------ Available records ------
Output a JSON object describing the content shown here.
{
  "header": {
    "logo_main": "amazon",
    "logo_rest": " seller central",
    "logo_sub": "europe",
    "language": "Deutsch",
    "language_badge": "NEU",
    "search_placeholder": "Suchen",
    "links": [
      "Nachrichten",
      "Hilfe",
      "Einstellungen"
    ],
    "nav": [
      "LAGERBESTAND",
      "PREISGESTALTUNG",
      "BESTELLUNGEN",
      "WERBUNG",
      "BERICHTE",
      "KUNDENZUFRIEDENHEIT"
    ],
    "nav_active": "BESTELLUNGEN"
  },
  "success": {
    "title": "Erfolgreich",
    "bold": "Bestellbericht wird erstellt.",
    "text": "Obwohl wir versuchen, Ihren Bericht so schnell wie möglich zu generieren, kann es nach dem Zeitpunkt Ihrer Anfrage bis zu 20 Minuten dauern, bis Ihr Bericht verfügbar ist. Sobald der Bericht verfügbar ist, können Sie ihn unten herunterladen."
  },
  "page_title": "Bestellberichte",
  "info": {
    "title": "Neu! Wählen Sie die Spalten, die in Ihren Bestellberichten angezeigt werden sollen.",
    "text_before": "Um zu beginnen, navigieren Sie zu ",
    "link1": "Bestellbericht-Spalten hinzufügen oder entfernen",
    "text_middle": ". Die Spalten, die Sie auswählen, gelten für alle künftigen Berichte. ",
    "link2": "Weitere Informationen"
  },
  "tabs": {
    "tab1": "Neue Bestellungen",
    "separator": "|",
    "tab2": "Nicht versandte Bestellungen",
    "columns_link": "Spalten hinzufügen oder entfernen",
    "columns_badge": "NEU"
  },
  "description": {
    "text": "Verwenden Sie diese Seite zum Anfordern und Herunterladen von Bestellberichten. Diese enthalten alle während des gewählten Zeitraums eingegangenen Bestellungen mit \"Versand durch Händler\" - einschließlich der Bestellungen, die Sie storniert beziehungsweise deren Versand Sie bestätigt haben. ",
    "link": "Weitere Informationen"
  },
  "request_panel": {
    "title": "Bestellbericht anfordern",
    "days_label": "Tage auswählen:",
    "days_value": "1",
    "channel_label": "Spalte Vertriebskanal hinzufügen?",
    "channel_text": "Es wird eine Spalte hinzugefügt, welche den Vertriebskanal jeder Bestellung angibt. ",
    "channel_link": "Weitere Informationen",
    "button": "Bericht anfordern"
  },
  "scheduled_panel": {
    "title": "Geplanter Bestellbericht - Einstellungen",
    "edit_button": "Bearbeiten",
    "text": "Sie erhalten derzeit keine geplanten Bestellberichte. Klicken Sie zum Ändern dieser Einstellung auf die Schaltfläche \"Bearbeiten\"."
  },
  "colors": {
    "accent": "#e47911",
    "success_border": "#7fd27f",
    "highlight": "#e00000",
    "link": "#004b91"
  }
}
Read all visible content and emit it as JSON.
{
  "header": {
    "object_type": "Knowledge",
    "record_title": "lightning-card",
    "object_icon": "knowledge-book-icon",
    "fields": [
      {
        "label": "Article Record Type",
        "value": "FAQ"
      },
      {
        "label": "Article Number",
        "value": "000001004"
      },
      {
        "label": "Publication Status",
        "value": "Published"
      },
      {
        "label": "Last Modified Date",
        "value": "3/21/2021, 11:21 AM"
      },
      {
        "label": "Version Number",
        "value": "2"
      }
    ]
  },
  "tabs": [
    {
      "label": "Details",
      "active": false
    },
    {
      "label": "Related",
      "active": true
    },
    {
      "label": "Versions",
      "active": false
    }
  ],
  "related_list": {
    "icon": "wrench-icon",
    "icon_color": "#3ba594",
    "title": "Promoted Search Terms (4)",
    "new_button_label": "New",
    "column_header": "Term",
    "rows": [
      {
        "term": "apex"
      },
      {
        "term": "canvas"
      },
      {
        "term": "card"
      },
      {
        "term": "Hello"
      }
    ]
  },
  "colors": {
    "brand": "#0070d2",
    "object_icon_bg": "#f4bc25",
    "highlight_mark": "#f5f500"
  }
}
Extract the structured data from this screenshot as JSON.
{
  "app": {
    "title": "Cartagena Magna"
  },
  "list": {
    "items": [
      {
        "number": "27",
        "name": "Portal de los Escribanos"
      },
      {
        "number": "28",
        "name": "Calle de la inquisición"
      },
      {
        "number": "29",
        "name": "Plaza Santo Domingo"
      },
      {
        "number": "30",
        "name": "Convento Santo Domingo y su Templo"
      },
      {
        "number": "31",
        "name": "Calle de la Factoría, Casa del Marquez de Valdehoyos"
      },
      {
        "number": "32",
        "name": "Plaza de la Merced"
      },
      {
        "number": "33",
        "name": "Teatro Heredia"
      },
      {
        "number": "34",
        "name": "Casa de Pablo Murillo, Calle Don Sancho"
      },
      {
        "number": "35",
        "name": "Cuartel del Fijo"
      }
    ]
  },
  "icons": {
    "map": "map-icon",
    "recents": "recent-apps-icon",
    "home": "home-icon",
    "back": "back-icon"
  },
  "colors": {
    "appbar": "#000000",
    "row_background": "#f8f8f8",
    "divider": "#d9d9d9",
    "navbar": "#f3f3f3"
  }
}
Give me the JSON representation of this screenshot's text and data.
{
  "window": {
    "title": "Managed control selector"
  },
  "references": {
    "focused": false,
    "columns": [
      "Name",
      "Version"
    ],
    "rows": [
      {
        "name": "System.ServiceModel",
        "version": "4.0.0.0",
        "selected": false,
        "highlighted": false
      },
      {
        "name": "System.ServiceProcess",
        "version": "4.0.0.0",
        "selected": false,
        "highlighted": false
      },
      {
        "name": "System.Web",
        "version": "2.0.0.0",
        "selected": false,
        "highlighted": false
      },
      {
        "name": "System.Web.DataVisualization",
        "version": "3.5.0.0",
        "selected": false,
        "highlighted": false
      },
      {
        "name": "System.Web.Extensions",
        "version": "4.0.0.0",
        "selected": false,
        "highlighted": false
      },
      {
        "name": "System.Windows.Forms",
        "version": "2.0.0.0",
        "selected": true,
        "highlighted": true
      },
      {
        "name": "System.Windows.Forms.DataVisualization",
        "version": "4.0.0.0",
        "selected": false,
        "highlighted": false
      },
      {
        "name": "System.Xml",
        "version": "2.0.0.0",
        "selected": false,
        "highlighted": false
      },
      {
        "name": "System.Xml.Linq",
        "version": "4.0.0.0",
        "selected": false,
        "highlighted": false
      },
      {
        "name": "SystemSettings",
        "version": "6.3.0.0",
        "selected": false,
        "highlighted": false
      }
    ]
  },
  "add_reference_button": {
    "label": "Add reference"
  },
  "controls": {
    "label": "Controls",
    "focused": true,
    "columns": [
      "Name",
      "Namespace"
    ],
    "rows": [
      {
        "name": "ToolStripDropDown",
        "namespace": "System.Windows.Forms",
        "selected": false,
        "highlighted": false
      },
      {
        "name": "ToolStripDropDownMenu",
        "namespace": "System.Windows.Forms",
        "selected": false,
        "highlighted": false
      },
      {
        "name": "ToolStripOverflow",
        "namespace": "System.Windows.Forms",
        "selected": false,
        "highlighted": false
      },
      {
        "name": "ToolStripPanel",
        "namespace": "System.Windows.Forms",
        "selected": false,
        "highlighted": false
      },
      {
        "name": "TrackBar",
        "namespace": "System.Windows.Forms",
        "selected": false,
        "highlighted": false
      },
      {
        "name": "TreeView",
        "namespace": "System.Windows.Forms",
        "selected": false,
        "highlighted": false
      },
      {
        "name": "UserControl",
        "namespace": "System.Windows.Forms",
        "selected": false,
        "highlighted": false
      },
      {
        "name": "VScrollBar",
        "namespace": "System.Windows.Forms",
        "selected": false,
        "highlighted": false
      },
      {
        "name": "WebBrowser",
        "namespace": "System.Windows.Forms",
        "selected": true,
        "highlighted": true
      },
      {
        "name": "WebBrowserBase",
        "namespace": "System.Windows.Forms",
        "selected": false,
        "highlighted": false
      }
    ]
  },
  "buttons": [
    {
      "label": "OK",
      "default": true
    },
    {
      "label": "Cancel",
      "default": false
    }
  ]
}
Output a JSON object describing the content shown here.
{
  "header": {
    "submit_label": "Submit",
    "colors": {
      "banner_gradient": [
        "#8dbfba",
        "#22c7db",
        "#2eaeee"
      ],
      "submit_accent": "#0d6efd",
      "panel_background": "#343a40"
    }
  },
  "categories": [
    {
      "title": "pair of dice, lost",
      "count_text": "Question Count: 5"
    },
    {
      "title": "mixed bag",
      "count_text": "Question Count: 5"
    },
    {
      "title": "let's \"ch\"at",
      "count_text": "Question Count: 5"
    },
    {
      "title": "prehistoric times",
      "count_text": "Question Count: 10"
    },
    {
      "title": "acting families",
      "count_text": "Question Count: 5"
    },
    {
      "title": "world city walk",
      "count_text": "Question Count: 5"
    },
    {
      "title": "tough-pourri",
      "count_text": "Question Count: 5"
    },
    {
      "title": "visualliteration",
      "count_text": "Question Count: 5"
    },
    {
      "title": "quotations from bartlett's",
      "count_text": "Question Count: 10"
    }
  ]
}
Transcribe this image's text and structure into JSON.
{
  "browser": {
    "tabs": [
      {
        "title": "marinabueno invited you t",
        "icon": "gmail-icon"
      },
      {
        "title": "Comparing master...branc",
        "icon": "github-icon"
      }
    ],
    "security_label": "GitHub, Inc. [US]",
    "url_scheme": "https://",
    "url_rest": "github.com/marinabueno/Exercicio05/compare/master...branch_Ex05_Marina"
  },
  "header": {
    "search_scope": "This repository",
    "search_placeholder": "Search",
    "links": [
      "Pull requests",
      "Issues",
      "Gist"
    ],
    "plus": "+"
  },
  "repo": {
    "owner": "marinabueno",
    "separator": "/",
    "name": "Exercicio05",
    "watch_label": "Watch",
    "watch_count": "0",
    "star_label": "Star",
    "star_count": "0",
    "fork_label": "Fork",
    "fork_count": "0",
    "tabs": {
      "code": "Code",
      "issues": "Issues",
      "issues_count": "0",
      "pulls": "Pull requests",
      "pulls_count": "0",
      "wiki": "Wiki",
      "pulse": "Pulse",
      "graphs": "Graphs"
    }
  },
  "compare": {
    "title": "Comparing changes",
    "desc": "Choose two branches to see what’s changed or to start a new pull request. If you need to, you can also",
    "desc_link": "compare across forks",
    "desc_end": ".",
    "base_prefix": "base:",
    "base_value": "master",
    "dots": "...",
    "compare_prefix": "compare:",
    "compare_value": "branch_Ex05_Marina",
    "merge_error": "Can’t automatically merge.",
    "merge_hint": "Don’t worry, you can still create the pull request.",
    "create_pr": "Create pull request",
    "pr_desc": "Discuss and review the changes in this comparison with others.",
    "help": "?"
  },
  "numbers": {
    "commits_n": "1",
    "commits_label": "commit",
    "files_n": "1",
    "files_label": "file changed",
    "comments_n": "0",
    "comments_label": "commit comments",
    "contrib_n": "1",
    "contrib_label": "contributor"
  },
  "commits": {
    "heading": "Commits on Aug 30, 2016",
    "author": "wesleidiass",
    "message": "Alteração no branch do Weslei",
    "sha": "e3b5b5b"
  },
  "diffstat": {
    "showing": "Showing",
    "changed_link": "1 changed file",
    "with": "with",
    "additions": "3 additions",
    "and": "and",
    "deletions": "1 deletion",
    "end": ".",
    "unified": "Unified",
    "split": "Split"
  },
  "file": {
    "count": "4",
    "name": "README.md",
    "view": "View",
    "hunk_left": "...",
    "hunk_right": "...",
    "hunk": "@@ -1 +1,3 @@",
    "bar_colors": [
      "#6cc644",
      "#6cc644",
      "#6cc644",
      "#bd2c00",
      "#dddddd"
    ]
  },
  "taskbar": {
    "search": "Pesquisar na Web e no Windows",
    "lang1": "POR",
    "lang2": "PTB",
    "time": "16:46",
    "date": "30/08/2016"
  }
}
------
### Description of the task
Pick out, from the lines above, every one that contains the string "Bestellberichten".

### The solution
    "title": "Neu! Wählen Sie die Spalten, die in Ihren Bestellberichten angezeigt werden sollen.",
    "text": "Verwenden Sie diese Seite zum Anfordern und Herunterladen von Bestellberichten. Diese enthalten alle während des gewählten Zeitraums eingegangenen Bestellungen mit \"Versand durch Händler\" - einschließlich der Bestellungen, die Sie storniert beziehungsweise deren Versand Sie bestätigt haben. ",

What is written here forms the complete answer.